#### [REQUEST]
Answer with one number: how many lines hold the string "Matched".

== EXCERPTED DATA ==

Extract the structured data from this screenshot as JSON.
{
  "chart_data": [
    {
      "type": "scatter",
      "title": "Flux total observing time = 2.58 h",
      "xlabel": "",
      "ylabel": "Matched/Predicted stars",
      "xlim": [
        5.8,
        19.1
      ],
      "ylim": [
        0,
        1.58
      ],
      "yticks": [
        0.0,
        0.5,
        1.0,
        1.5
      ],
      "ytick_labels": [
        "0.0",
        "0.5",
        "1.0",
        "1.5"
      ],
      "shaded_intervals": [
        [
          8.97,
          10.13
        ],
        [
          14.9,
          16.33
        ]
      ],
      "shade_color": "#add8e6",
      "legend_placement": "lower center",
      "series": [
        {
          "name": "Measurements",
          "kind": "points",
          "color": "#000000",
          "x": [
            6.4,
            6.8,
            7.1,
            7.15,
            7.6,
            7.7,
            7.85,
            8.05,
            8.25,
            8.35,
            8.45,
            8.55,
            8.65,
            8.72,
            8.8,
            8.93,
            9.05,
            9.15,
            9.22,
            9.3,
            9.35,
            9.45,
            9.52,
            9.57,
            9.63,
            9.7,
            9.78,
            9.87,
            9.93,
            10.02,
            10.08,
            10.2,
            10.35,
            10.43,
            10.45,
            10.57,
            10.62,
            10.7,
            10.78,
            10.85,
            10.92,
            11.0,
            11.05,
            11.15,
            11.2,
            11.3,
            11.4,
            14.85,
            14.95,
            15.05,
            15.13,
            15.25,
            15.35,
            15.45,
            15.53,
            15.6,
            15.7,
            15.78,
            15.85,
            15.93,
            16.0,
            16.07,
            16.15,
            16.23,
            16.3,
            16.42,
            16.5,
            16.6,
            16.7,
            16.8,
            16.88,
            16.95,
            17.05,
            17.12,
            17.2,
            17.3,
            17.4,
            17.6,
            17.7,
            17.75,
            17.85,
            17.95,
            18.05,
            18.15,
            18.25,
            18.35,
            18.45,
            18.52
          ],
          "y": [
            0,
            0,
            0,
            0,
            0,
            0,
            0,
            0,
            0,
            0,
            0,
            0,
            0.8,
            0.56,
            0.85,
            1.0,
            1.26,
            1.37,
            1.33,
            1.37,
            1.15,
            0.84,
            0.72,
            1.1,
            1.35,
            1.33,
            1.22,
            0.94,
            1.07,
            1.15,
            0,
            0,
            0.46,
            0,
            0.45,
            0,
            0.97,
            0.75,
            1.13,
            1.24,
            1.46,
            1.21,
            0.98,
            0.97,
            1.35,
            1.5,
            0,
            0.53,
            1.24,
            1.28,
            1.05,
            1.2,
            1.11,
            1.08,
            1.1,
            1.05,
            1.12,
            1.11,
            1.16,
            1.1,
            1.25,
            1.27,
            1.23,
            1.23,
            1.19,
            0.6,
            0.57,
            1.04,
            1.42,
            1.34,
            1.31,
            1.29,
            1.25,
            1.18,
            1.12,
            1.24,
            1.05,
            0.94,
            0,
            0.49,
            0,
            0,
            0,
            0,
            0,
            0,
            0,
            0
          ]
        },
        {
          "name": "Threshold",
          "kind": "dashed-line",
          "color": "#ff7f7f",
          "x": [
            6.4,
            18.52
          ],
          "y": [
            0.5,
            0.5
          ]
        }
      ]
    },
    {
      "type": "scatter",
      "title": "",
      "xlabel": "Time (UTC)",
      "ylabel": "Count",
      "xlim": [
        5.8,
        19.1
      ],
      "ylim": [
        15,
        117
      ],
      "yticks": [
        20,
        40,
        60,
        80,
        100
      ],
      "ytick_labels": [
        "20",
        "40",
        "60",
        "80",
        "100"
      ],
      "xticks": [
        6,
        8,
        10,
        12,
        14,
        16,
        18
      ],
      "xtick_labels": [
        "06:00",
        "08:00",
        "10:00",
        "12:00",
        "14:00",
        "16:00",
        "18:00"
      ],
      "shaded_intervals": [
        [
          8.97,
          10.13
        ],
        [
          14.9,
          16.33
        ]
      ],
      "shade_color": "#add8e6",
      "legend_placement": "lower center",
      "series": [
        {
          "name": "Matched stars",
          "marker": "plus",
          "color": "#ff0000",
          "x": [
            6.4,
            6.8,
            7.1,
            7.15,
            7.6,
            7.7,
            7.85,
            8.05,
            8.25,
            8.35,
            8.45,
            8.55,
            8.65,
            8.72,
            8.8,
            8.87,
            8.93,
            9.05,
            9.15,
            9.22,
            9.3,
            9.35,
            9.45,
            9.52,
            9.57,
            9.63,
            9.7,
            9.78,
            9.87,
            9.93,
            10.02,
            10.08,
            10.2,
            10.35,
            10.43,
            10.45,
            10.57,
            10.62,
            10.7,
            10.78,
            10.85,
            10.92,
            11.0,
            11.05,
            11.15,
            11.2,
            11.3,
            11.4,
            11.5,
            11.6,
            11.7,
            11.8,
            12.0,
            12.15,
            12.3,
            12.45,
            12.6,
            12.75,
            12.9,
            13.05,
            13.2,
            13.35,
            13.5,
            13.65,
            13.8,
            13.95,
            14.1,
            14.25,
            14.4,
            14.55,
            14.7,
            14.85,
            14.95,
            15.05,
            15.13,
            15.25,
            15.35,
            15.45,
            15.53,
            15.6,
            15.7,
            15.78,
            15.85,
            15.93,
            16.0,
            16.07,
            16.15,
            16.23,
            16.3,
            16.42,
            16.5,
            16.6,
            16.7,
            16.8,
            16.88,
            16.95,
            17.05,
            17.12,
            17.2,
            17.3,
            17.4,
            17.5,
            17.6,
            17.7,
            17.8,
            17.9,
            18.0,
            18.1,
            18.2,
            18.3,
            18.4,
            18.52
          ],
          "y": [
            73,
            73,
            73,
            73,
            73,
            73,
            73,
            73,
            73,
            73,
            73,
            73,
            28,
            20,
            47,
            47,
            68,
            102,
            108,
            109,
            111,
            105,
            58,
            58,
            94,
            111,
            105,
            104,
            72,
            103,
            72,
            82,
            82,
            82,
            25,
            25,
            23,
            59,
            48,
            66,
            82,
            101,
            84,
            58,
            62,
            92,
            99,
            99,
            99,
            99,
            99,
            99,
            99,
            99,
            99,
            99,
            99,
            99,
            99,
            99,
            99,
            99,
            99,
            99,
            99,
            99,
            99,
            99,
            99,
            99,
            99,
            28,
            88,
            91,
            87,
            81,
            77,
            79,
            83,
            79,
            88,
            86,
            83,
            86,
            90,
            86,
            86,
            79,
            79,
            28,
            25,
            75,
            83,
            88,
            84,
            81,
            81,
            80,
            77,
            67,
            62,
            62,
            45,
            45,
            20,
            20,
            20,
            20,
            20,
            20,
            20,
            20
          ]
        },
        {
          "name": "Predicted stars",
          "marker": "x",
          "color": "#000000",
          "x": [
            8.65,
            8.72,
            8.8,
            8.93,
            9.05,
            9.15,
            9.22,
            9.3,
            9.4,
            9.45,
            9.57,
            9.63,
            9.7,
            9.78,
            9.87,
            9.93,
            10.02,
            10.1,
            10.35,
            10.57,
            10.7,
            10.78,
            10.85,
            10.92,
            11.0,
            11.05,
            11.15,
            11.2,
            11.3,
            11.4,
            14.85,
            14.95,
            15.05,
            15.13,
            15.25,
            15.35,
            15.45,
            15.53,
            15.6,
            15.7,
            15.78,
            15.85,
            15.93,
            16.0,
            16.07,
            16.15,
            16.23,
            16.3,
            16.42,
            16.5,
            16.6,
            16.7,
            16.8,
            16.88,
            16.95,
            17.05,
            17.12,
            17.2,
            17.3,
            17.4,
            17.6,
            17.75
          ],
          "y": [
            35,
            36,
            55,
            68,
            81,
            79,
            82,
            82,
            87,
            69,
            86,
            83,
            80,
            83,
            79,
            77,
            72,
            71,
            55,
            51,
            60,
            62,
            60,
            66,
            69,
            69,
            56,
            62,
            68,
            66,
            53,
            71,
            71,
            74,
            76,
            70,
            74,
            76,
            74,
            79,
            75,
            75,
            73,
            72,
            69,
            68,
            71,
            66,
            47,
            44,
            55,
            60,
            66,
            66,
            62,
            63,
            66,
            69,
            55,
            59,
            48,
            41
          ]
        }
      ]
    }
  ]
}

===

#### [EXPECTED ANSWER]
2